# EXTRACTED ENTRIES start
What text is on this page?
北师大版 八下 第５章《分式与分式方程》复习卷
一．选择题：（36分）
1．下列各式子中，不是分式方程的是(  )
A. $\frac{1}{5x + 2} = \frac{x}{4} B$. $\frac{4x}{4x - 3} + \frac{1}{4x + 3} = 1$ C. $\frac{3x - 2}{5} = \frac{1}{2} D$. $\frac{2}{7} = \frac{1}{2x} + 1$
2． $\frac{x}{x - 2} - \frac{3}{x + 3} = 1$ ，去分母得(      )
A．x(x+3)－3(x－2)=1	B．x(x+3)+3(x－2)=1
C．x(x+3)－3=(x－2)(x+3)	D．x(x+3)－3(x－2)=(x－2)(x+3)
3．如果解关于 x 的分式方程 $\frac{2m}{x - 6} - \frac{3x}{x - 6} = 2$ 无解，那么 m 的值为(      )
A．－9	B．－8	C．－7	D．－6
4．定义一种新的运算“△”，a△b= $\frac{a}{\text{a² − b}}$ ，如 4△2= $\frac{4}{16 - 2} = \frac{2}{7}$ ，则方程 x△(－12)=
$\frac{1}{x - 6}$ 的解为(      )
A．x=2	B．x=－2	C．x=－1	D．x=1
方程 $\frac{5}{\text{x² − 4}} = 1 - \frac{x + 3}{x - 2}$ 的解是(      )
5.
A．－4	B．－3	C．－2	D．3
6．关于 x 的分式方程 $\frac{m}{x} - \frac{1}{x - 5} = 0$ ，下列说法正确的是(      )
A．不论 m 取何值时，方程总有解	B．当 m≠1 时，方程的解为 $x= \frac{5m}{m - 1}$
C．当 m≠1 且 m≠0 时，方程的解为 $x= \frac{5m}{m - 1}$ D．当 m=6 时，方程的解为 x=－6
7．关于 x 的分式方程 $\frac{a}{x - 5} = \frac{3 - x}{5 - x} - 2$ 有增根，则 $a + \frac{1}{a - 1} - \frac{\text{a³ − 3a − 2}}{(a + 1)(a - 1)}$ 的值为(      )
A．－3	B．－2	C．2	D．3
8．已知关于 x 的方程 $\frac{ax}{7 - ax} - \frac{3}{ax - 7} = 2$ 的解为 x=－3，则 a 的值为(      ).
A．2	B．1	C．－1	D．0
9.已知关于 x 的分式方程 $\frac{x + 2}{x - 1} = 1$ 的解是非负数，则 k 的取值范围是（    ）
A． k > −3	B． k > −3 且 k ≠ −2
# EXTRACTED ENTRIES end
THE PROBLEM
Exactly how many lines of the material contain the word "text"? Write the number alone.

TASK ANSWER
4